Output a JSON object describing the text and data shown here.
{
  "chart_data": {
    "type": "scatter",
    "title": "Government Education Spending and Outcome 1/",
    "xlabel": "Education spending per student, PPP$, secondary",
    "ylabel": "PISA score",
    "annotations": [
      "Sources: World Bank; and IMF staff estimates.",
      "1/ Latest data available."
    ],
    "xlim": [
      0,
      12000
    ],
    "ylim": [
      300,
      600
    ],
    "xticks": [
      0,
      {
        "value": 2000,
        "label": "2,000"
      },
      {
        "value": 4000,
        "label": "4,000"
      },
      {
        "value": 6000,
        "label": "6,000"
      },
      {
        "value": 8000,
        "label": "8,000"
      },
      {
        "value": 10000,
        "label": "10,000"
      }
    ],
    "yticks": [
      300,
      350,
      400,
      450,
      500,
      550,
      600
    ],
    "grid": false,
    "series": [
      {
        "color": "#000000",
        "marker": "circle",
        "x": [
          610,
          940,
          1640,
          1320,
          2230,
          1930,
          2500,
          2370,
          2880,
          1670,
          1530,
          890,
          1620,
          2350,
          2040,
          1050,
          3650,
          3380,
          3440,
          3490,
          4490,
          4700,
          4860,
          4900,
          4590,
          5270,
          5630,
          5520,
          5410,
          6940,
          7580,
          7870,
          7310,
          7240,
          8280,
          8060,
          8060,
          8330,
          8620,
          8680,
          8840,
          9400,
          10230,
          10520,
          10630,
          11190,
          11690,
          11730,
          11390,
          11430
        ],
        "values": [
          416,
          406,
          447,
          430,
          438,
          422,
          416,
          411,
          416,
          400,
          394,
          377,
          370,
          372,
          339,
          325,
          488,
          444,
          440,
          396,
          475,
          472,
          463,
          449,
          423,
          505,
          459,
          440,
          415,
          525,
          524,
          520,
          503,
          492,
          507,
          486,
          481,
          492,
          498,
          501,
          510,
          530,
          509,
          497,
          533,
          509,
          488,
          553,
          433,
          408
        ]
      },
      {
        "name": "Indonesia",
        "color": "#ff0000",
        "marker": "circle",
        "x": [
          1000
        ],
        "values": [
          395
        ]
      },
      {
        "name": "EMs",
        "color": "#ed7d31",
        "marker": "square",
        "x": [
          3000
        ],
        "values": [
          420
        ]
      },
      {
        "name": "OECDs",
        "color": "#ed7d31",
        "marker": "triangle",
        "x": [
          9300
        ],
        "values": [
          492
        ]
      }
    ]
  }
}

= = = = =

**PROBLEM REQUIREMENTS:** List all lines from the entries that include the word "marker".

**ANSWER BELOW:**
        "marker": "circle",
        "marker": "circle",
        "marker": "square",
        "marker": "triangle",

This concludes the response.